*STATED PROBLEM*: Transcribe all the entries word for word, omitting any pictures they contain.

*EXTRACTED RECORDS*:
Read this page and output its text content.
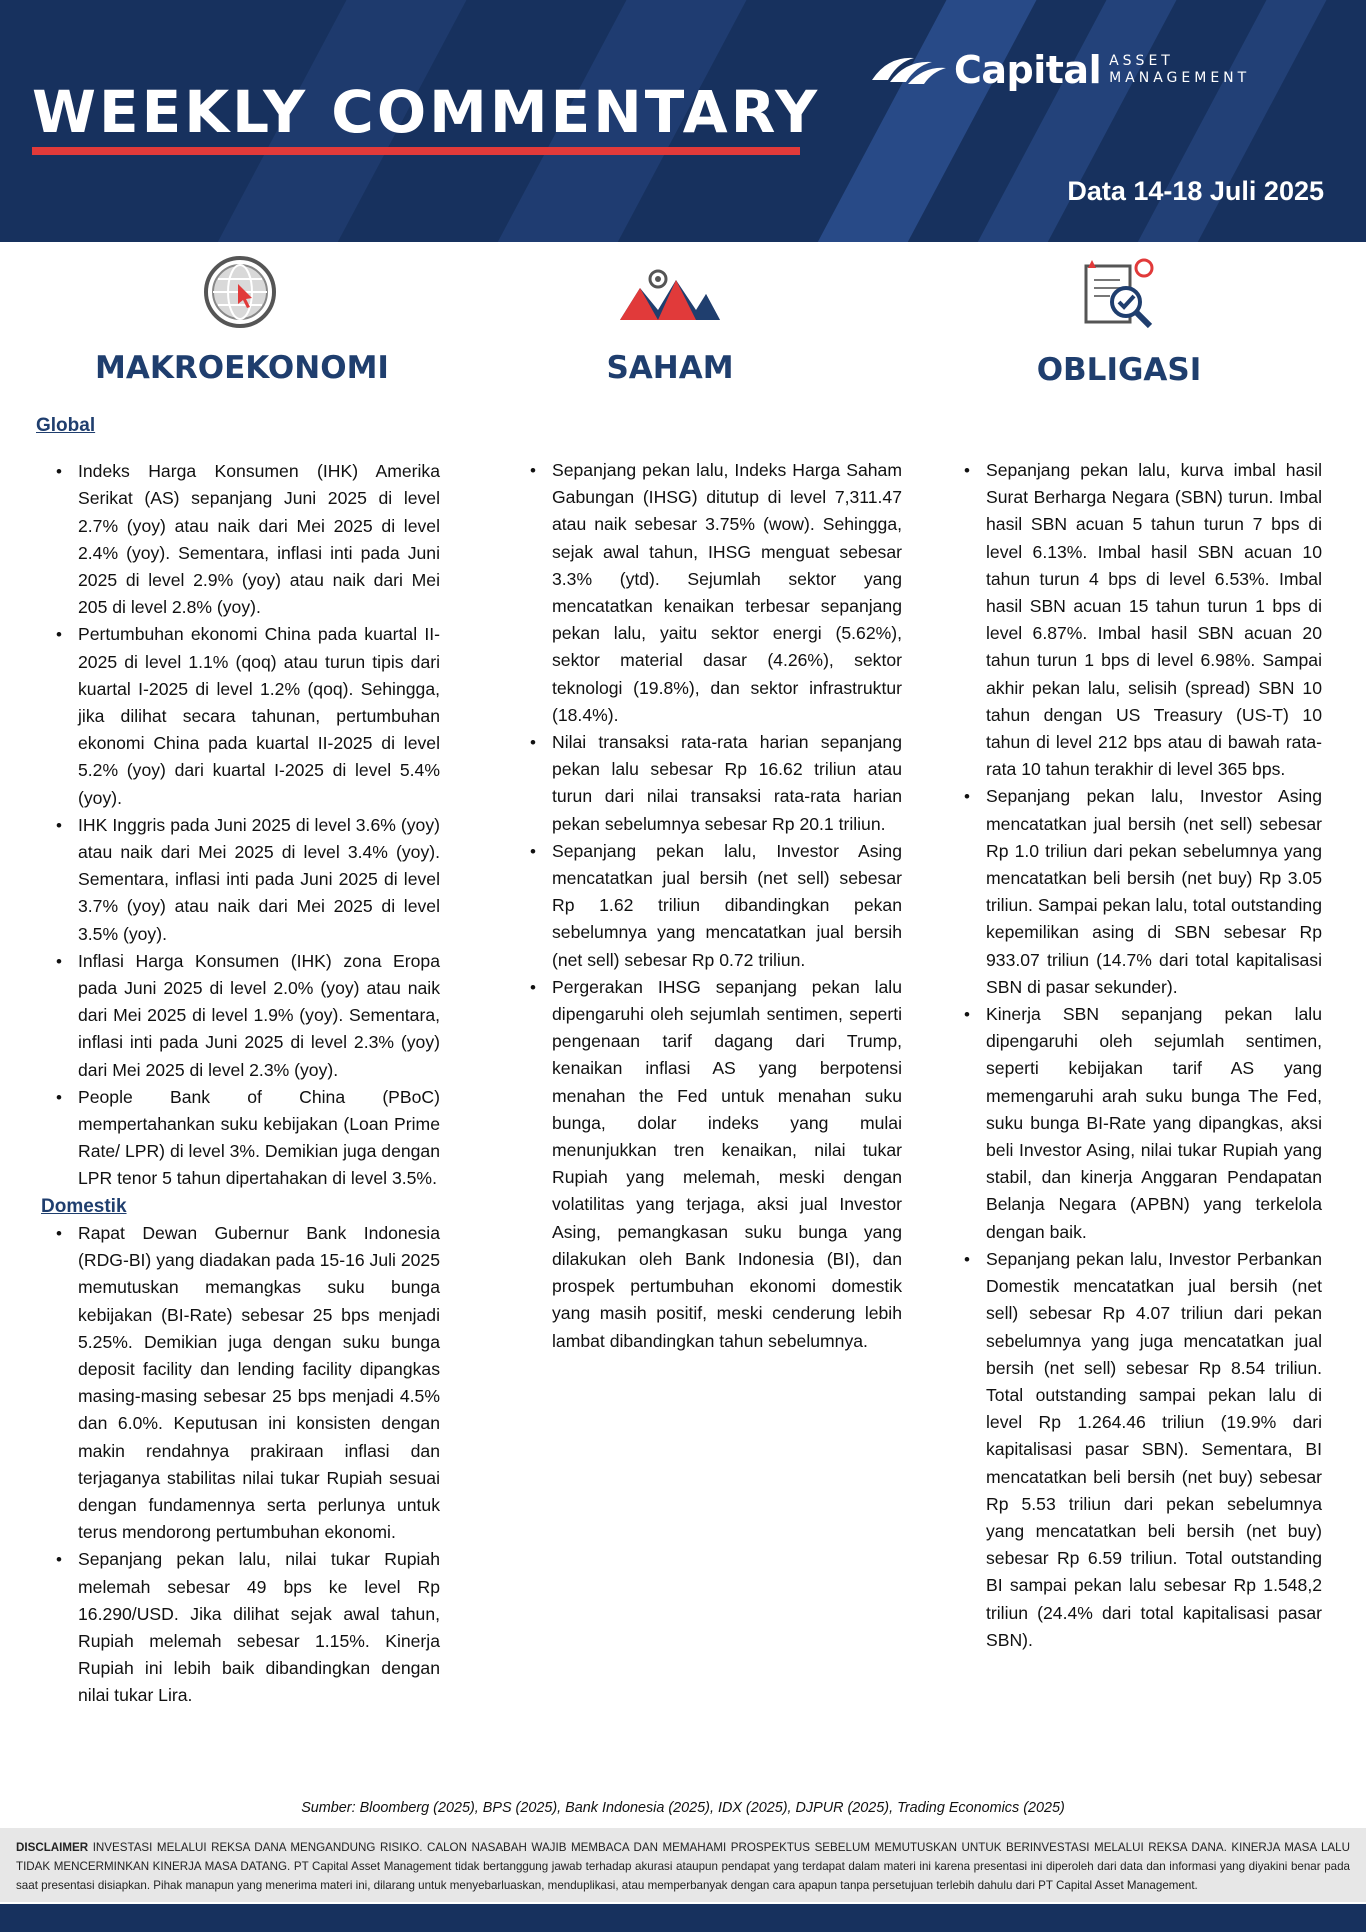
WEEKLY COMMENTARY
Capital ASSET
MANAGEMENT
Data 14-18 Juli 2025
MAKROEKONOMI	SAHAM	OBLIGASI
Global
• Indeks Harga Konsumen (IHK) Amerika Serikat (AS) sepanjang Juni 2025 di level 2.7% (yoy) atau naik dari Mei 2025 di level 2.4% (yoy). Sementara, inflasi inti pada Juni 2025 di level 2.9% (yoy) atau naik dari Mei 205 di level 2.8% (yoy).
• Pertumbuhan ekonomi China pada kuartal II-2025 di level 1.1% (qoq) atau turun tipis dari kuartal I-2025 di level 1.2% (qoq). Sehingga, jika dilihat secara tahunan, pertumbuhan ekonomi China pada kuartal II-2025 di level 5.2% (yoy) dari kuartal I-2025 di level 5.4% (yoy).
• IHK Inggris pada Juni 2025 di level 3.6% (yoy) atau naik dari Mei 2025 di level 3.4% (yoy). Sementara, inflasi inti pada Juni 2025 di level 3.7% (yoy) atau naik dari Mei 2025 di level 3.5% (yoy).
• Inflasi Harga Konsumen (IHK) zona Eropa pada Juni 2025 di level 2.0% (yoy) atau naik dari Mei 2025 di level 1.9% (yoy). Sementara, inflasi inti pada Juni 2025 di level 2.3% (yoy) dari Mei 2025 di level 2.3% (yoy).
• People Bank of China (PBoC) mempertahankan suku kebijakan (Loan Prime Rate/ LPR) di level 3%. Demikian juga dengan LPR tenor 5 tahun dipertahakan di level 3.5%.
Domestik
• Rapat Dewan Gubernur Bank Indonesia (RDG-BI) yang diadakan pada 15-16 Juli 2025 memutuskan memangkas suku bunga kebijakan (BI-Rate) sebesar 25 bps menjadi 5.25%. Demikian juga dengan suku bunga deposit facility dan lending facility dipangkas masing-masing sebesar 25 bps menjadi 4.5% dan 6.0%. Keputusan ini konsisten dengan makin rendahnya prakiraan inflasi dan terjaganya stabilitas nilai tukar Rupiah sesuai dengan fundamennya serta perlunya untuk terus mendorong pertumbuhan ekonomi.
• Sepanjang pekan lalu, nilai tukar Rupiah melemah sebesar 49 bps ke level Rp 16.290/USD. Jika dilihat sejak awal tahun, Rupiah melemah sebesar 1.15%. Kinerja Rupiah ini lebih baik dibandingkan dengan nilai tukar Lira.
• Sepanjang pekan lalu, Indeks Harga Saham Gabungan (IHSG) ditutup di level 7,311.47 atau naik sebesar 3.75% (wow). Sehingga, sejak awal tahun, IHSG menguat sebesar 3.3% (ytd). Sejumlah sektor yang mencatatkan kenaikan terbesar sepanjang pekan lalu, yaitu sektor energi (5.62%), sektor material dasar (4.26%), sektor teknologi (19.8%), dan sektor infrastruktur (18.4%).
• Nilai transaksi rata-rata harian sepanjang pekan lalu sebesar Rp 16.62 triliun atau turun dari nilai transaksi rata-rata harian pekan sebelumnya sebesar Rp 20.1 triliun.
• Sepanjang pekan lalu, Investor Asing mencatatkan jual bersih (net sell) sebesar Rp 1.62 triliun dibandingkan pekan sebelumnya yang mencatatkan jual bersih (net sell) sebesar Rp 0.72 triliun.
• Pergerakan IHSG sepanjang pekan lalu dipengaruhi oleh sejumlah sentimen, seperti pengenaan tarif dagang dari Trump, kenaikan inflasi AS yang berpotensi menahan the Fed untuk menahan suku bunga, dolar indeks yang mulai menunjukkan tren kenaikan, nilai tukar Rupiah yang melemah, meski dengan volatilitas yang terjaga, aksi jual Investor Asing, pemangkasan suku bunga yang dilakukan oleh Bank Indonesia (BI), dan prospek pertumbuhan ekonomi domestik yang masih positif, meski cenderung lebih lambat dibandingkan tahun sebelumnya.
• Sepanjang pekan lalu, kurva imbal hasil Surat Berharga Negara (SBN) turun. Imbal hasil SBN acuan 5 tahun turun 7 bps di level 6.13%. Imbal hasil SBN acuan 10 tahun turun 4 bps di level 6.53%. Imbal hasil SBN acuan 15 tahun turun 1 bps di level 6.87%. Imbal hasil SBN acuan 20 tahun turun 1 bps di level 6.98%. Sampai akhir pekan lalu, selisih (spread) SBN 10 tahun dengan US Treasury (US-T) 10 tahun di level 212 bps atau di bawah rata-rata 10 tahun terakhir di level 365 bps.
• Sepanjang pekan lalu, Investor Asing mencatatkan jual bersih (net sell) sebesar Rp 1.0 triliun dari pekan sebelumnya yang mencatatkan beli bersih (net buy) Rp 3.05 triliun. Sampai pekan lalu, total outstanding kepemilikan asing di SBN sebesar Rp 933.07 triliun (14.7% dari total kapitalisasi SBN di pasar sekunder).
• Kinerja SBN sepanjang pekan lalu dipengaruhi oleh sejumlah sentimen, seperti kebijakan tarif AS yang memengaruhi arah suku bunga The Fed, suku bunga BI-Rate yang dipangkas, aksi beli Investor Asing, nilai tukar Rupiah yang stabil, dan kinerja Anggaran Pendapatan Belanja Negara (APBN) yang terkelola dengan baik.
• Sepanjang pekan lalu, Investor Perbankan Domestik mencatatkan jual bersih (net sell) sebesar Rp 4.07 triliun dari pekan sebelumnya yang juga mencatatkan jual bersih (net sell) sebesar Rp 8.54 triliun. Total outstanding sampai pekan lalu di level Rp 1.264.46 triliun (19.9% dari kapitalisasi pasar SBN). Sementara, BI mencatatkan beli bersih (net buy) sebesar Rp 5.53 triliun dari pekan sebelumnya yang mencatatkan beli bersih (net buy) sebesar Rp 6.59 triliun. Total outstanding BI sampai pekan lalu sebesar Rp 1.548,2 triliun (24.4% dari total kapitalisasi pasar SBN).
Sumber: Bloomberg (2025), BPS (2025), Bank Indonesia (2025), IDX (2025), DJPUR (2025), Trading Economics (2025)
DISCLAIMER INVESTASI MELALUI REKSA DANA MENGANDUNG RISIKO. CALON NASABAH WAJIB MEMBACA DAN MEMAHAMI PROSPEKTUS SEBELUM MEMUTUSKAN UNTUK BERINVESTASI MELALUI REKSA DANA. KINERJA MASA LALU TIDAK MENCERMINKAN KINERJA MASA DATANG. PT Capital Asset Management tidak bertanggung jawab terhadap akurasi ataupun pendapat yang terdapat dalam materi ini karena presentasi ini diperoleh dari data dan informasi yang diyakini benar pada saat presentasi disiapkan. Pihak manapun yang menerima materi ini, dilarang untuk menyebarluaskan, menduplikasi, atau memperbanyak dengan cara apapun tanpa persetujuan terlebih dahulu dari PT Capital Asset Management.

*FINAL ANSWER*:
Read this page and output its text content.
WEEKLY COMMENTARY
Capital ASSET
MANAGEMENT
Data 14-18 Juli 2025
MAKROEKONOMI	SAHAM	OBLIGASI
Global
• Indeks Harga Konsumen (IHK) Amerika Serikat (AS) sepanjang Juni 2025 di level 2.7% (yoy) atau naik dari Mei 2025 di level 2.4% (yoy). Sementara, inflasi inti pada Juni 2025 di level 2.9% (yoy) atau naik dari Mei 205 di level 2.8% (yoy).
• Pertumbuhan ekonomi China pada kuartal II-2025 di level 1.1% (qoq) atau turun tipis dari kuartal I-2025 di level 1.2% (qoq). Sehingga, jika dilihat secara tahunan, pertumbuhan ekonomi China pada kuartal II-2025 di level 5.2% (yoy) dari kuartal I-2025 di level 5.4% (yoy).
• IHK Inggris pada Juni 2025 di level 3.6% (yoy) atau naik dari Mei 2025 di level 3.4% (yoy). Sementara, inflasi inti pada Juni 2025 di level 3.7% (yoy) atau naik dari Mei 2025 di level 3.5% (yoy).
• Inflasi Harga Konsumen (IHK) zona Eropa pada Juni 2025 di level 2.0% (yoy) atau naik dari Mei 2025 di level 1.9% (yoy). Sementara, inflasi inti pada Juni 2025 di level 2.3% (yoy) dari Mei 2025 di level 2.3% (yoy).
• People Bank of China (PBoC) mempertahankan suku kebijakan (Loan Prime Rate/ LPR) di level 3%. Demikian juga dengan LPR tenor 5 tahun dipertahakan di level 3.5%.
Domestik
• Rapat Dewan Gubernur Bank Indonesia (RDG-BI) yang diadakan pada 15-16 Juli 2025 memutuskan memangkas suku bunga kebijakan (BI-Rate) sebesar 25 bps menjadi 5.25%. Demikian juga dengan suku bunga deposit facility dan lending facility dipangkas masing-masing sebesar 25 bps menjadi 4.5% dan 6.0%. Keputusan ini konsisten dengan makin rendahnya prakiraan inflasi dan terjaganya stabilitas nilai tukar Rupiah sesuai dengan fundamennya serta perlunya untuk terus mendorong pertumbuhan ekonomi.
• Sepanjang pekan lalu, nilai tukar Rupiah melemah sebesar 49 bps ke level Rp 16.290/USD. Jika dilihat sejak awal tahun, Rupiah melemah sebesar 1.15%. Kinerja Rupiah ini lebih baik dibandingkan dengan nilai tukar Lira.
• Sepanjang pekan lalu, Indeks Harga Saham Gabungan (IHSG) ditutup di level 7,311.47 atau naik sebesar 3.75% (wow). Sehingga, sejak awal tahun, IHSG menguat sebesar 3.3% (ytd). Sejumlah sektor yang mencatatkan kenaikan terbesar sepanjang pekan lalu, yaitu sektor energi (5.62%), sektor material dasar (4.26%), sektor teknologi (19.8%), dan sektor infrastruktur (18.4%).
• Nilai transaksi rata-rata harian sepanjang pekan lalu sebesar Rp 16.62 triliun atau turun dari nilai transaksi rata-rata harian pekan sebelumnya sebesar Rp 20.1 triliun.
• Sepanjang pekan lalu, Investor Asing mencatatkan jual bersih (net sell) sebesar Rp 1.62 triliun dibandingkan pekan sebelumnya yang mencatatkan jual bersih (net sell) sebesar Rp 0.72 triliun.
• Pergerakan IHSG sepanjang pekan lalu dipengaruhi oleh sejumlah sentimen, seperti pengenaan tarif dagang dari Trump, kenaikan inflasi AS yang berpotensi menahan the Fed untuk menahan suku bunga, dolar indeks yang mulai menunjukkan tren kenaikan, nilai tukar Rupiah yang melemah, meski dengan volatilitas yang terjaga, aksi jual Investor Asing, pemangkasan suku bunga yang dilakukan oleh Bank Indonesia (BI), dan prospek pertumbuhan ekonomi domestik yang masih positif, meski cenderung lebih lambat dibandingkan tahun sebelumnya.
• Sepanjang pekan lalu, kurva imbal hasil Surat Berharga Negara (SBN) turun. Imbal hasil SBN acuan 5 tahun turun 7 bps di level 6.13%. Imbal hasil SBN acuan 10 tahun turun 4 bps di level 6.53%. Imbal hasil SBN acuan 15 tahun turun 1 bps di level 6.87%. Imbal hasil SBN acuan 20 tahun turun 1 bps di level 6.98%. Sampai akhir pekan lalu, selisih (spread) SBN 10 tahun dengan US Treasury (US-T) 10 tahun di level 212 bps atau di bawah rata-rata 10 tahun terakhir di level 365 bps.
• Sepanjang pekan lalu, Investor Asing mencatatkan jual bersih (net sell) sebesar Rp 1.0 triliun dari pekan sebelumnya yang mencatatkan beli bersih (net buy) Rp 3.05 triliun. Sampai pekan lalu, total outstanding kepemilikan asing di SBN sebesar Rp 933.07 triliun (14.7% dari total kapitalisasi SBN di pasar sekunder).
• Kinerja SBN sepanjang pekan lalu dipengaruhi oleh sejumlah sentimen, seperti kebijakan tarif AS yang memengaruhi arah suku bunga The Fed, suku bunga BI-Rate yang dipangkas, aksi beli Investor Asing, nilai tukar Rupiah yang stabil, dan kinerja Anggaran Pendapatan Belanja Negara (APBN) yang terkelola dengan baik.
• Sepanjang pekan lalu, Investor Perbankan Domestik mencatatkan jual bersih (net sell) sebesar Rp 4.07 triliun dari pekan sebelumnya yang juga mencatatkan jual bersih (net sell) sebesar Rp 8.54 triliun. Total outstanding sampai pekan lalu di level Rp 1.264.46 triliun (19.9% dari kapitalisasi pasar SBN). Sementara, BI mencatatkan beli bersih (net buy) sebesar Rp 5.53 triliun dari pekan sebelumnya yang mencatatkan beli bersih (net buy) sebesar Rp 6.59 triliun. Total outstanding BI sampai pekan lalu sebesar Rp 1.548,2 triliun (24.4% dari total kapitalisasi pasar SBN).
Sumber: Bloomberg (2025), BPS (2025), Bank Indonesia (2025), IDX (2025), DJPUR (2025), Trading Economics (2025)
DISCLAIMER INVESTASI MELALUI REKSA DANA MENGANDUNG RISIKO. CALON NASABAH WAJIB MEMBACA DAN MEMAHAMI PROSPEKTUS SEBELUM MEMUTUSKAN UNTUK BERINVESTASI MELALUI REKSA DANA. KINERJA MASA LALU TIDAK MENCERMINKAN KINERJA MASA DATANG. PT Capital Asset Management tidak bertanggung jawab terhadap akurasi ataupun pendapat yang terdapat dalam materi ini karena presentasi ini diperoleh dari data dan informasi yang diyakini benar pada saat presentasi disiapkan. Pihak manapun yang menerima materi ini, dilarang untuk menyebarluaskan, menduplikasi, atau memperbanyak dengan cara apapun tanpa persetujuan terlebih dahulu dari PT Capital Asset Management.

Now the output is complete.